DOCUMENT EXCERPT →

Tag Archives: music

Building a media info scraper and MKV tagger

XBMC uses scrapers to look up information about movies and TV-shows online in order for the media center to show more interesting information about the files in the library. Take the following image for example:

Detailed movie information provided by themoviedb.org via XBMC's scraper
Detailed movie information provided by themoviedb.org via XBMC’s scraper

Without the scraper you would only see the file name, and even that would probably look weird (MakeMKV saves files full of underscores for instance). So by downloading metadata from the internets you get a more professional-looking library, and you can even start browsing through your media using that metadata (listing all action movies and so on).

In music files you generally add all this info to the ID3-tag, and can even see that metadata in Windows Explorer. The same support doesn’t exist for movie files. MP4 uses the “XMP” system for metadata, and MKV uses some weird xml-specification that they haven’t even bothered completing yet. XBMC’s scraper doesn’t save any of the downloaded information to the files in any way either, meaning the data can’t really be seen anywhere else.

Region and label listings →
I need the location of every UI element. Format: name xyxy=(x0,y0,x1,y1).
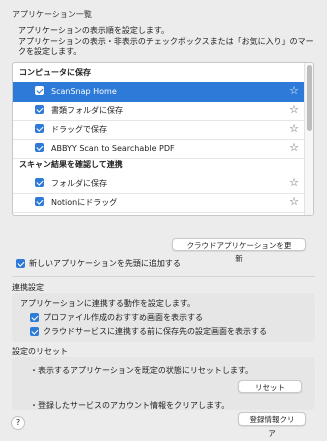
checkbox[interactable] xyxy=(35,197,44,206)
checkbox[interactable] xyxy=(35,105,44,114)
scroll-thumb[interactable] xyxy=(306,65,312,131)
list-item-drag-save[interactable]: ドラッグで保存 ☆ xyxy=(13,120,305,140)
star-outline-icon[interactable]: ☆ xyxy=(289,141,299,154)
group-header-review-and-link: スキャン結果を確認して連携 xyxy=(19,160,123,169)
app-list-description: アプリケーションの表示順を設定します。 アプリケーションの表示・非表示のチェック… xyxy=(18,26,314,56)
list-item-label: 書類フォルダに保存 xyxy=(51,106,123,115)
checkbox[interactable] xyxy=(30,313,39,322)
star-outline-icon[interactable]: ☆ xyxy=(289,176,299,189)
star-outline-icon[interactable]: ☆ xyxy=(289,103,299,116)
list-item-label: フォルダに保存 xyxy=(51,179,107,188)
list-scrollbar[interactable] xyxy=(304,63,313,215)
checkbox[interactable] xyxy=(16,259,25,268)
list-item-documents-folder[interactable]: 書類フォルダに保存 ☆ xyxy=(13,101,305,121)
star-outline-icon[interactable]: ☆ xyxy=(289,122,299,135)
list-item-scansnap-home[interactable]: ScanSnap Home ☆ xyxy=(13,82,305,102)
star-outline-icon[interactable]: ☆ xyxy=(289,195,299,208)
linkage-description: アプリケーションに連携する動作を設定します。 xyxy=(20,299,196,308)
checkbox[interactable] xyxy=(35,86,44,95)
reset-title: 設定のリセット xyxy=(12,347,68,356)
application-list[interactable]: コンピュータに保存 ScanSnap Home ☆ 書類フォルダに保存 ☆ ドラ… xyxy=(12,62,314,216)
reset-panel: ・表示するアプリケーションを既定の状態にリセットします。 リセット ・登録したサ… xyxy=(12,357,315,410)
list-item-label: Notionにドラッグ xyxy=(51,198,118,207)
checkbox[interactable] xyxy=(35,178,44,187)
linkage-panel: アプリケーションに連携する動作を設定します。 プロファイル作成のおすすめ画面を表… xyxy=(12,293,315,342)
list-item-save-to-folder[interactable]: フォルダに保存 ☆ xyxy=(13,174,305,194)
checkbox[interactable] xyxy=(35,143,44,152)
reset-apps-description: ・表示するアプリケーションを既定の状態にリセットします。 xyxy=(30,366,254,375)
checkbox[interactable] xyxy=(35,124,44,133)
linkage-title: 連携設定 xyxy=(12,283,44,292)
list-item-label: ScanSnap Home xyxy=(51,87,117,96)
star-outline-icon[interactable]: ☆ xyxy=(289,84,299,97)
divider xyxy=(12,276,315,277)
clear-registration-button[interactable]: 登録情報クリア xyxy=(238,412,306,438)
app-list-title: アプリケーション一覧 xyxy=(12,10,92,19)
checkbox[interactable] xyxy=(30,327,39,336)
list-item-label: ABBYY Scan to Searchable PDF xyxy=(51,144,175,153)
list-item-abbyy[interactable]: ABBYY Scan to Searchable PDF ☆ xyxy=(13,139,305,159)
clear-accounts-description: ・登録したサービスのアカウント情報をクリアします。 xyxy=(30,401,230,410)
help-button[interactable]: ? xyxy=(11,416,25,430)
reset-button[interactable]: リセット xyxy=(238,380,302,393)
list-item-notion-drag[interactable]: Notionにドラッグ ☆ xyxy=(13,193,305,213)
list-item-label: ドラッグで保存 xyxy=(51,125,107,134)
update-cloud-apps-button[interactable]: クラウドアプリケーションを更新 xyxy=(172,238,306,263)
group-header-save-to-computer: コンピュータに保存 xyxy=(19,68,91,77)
==
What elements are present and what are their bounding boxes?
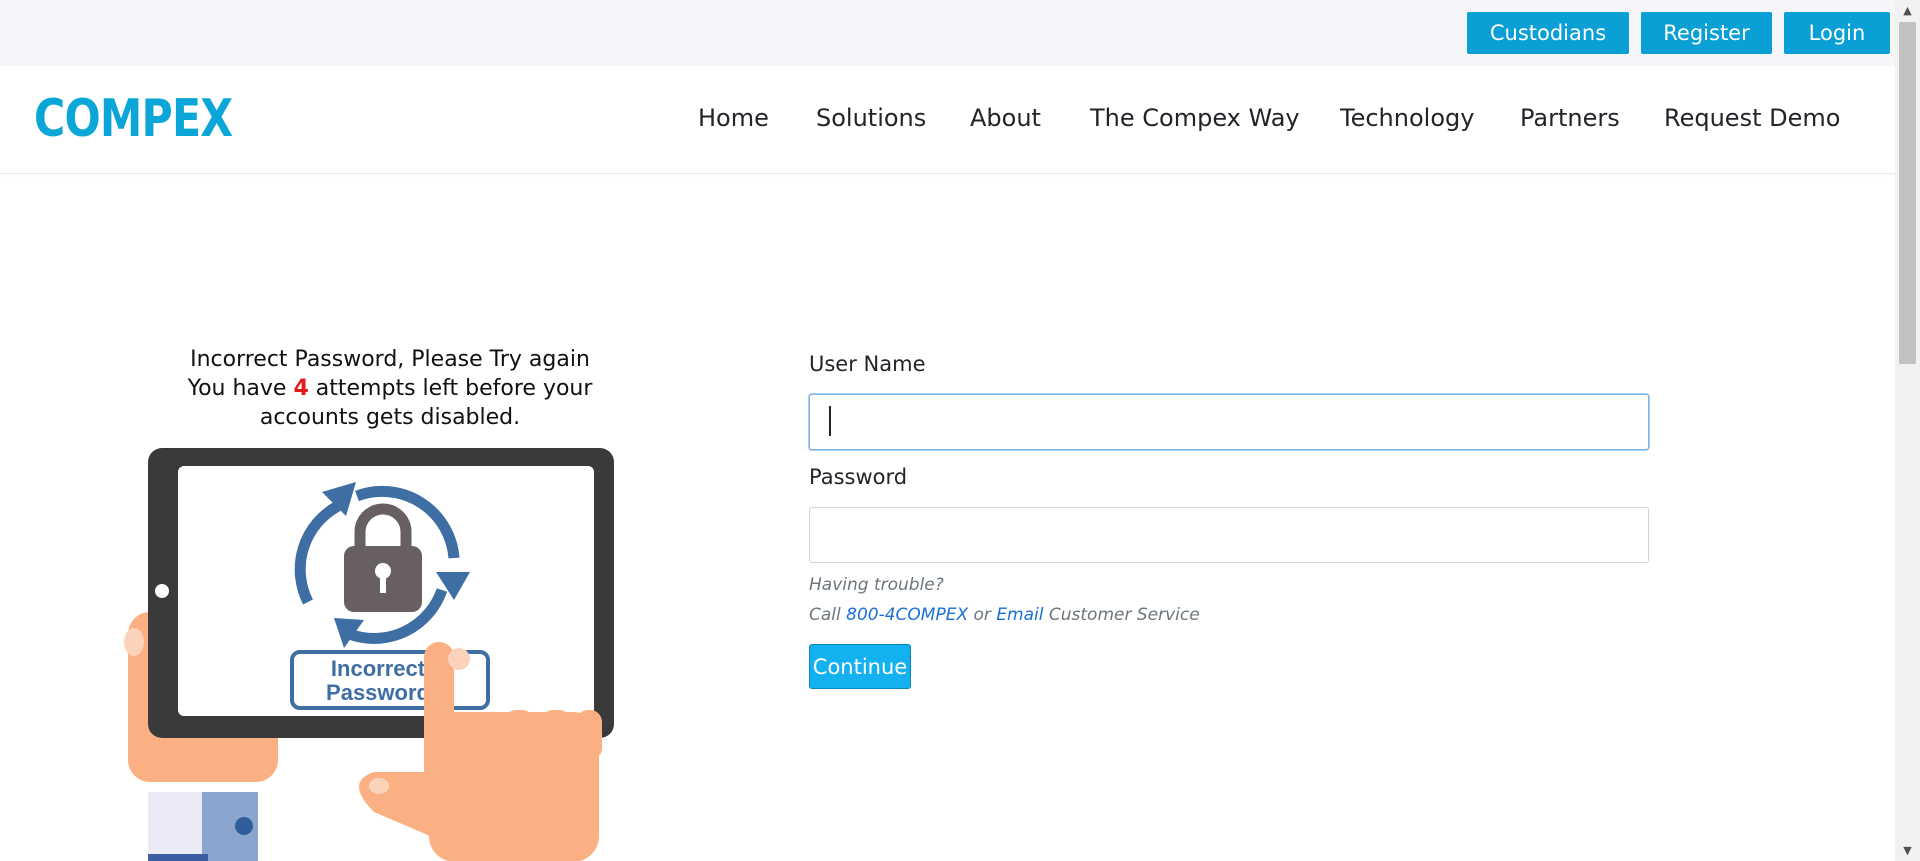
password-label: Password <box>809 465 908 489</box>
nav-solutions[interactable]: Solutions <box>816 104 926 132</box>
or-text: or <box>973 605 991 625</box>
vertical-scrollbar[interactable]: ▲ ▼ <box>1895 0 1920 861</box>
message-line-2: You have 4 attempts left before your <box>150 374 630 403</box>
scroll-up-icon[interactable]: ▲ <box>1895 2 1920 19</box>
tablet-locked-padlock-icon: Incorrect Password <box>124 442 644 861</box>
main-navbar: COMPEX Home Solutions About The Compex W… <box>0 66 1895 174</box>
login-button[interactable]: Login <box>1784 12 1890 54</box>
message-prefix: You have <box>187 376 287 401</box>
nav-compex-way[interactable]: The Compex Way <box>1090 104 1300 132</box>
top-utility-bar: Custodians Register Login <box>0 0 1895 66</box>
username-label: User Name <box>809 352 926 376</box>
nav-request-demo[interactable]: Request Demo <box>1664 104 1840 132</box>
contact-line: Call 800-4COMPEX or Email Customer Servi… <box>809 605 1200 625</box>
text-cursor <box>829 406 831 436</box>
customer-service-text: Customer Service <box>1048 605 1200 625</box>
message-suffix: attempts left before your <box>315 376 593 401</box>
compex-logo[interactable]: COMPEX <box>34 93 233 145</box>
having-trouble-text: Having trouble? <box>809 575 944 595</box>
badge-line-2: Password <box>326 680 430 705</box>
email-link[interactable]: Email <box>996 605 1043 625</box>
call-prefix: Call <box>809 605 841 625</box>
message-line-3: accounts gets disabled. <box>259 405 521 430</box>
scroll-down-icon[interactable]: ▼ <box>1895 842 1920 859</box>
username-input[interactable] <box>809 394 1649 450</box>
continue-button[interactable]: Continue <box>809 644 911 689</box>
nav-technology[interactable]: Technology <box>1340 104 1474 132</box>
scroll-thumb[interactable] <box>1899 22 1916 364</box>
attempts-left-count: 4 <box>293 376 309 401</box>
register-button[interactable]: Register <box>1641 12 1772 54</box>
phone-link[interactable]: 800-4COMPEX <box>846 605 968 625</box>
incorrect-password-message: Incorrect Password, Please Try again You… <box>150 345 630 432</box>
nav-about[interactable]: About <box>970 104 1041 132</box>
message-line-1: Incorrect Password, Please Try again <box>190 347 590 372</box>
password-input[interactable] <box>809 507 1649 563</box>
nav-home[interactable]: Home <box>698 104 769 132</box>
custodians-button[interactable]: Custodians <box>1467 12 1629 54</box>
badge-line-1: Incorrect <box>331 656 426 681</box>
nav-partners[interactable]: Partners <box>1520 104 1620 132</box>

WRITTEN INSTRUCTION A → Summarize the post on building a media info scraper and MKV tagger in two sentences.
WRITTEN INSTRUCTION B → Carry on with the post about building a media info scraper and MKV tagger, picking up after its final sentence.

TASK OUTPUT A → XBMC uses scrapers to pull information about movies and TV shows from online sources, so the library looks more professional than one showing only file names, and users can browse their media by that metadata. Unlike music files, whose ID3 tags carry such details, movie files lack the same metadata support, and XBMC's scraper does not save any downloaded information to the files, so it cannot really be seen anywhere else.

TASK OUTPUT B →
As a small project aimed at teaching myself some Python I’ve decided to code a scraper for both themoviedb.org and thetvdb.com. Here I get to learn how to best handle both JSON and XML, and how to handle web requests. I then plan on making a tagger-tool that tags an MKV-file with the downloaded metadata. This teaches me how to best use other programs within Python, and how to build XML-files.

The goal is to add metadata to MKV-files, but without media players that can actually read said metadata there won’t be much of a point to the aforementioned project. Therefore I plan on looking into possible ways of having XBMC “scrape” metadata from the files, and adding that functionality via an addon or by modifying the source code.

Here’s a link to the project’s home on Github. For my own benefit I will follow up with minor articles detailing design choices, interesting Python-tricks and so on.